(Data for this exercise)
———

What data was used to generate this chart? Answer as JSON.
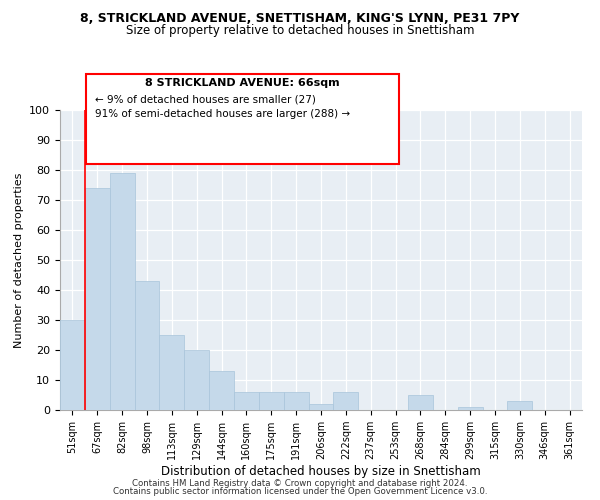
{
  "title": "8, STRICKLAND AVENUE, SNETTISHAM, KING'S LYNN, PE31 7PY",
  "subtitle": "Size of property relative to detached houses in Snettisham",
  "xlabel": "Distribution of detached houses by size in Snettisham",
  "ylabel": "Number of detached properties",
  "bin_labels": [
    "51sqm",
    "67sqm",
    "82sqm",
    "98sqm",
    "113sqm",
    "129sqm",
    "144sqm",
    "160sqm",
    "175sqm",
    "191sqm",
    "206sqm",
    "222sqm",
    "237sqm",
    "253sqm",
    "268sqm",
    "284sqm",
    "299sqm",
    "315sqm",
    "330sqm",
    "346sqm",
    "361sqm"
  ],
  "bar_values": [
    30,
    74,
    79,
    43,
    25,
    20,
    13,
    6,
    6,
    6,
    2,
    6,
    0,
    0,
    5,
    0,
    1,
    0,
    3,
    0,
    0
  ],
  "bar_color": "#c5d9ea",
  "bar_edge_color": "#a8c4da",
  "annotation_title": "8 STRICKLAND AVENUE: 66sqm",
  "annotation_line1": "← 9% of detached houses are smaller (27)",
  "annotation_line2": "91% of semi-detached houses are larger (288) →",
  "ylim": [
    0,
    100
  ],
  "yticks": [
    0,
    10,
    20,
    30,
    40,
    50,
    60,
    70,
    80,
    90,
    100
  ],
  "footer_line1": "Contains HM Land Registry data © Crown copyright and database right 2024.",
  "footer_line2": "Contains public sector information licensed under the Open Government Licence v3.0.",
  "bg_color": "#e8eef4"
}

———

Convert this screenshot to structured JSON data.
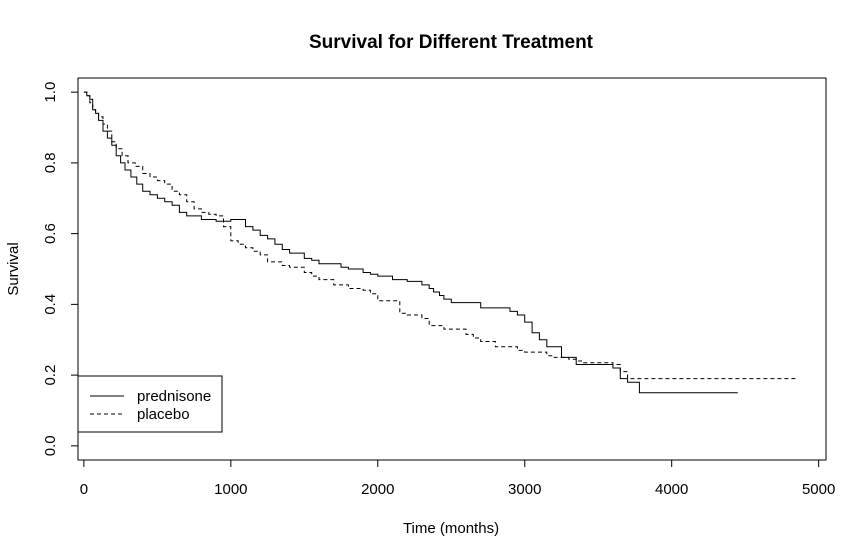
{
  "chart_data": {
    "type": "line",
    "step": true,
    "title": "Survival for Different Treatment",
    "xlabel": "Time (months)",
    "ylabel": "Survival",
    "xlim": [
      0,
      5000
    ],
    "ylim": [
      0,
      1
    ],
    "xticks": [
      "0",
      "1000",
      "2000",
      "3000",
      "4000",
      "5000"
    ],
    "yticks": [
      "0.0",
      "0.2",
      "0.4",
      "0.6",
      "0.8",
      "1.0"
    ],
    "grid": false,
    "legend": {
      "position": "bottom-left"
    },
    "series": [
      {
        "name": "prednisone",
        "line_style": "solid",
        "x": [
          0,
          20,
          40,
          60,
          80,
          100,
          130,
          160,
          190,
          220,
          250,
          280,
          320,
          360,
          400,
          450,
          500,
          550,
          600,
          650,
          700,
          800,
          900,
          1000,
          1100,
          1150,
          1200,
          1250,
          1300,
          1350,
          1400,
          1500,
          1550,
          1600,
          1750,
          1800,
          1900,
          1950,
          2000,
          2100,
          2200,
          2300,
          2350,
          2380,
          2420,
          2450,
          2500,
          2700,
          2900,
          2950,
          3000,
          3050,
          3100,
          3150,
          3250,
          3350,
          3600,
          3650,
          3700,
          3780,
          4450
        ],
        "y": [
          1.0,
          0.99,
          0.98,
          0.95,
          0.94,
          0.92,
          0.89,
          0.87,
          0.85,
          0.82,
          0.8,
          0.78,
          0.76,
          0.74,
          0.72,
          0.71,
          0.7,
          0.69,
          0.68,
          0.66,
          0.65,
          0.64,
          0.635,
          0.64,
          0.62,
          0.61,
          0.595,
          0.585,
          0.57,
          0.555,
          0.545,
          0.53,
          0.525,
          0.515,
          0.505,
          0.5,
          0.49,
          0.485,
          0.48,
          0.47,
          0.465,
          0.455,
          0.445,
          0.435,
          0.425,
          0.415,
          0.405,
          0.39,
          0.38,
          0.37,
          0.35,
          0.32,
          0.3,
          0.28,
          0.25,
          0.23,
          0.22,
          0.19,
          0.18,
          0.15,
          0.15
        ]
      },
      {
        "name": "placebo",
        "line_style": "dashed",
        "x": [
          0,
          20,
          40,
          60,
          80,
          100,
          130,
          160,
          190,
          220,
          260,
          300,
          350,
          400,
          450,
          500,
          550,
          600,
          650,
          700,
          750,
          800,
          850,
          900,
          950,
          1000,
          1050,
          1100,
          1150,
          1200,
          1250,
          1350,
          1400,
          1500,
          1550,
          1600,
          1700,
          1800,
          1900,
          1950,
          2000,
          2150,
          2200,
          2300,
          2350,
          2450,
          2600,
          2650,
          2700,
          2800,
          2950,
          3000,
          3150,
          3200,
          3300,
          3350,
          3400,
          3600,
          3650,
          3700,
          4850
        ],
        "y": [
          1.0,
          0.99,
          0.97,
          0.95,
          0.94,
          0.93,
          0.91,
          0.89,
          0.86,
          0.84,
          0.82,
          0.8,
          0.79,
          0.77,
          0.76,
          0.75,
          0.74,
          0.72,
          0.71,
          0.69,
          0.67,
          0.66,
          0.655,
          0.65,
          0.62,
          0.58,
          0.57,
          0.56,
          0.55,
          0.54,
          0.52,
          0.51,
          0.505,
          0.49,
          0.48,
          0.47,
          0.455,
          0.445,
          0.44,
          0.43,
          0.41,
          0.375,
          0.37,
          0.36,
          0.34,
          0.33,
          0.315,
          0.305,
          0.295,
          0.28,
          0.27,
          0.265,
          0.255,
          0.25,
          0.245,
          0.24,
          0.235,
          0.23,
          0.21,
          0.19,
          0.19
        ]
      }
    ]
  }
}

———

(Work to be completed) Using the records above, copy every line that has the word "JSON" in it.

(Response to this task)
What data was used to generate this chart? Answer as JSON.
Convert this screenshot to structured JSON data.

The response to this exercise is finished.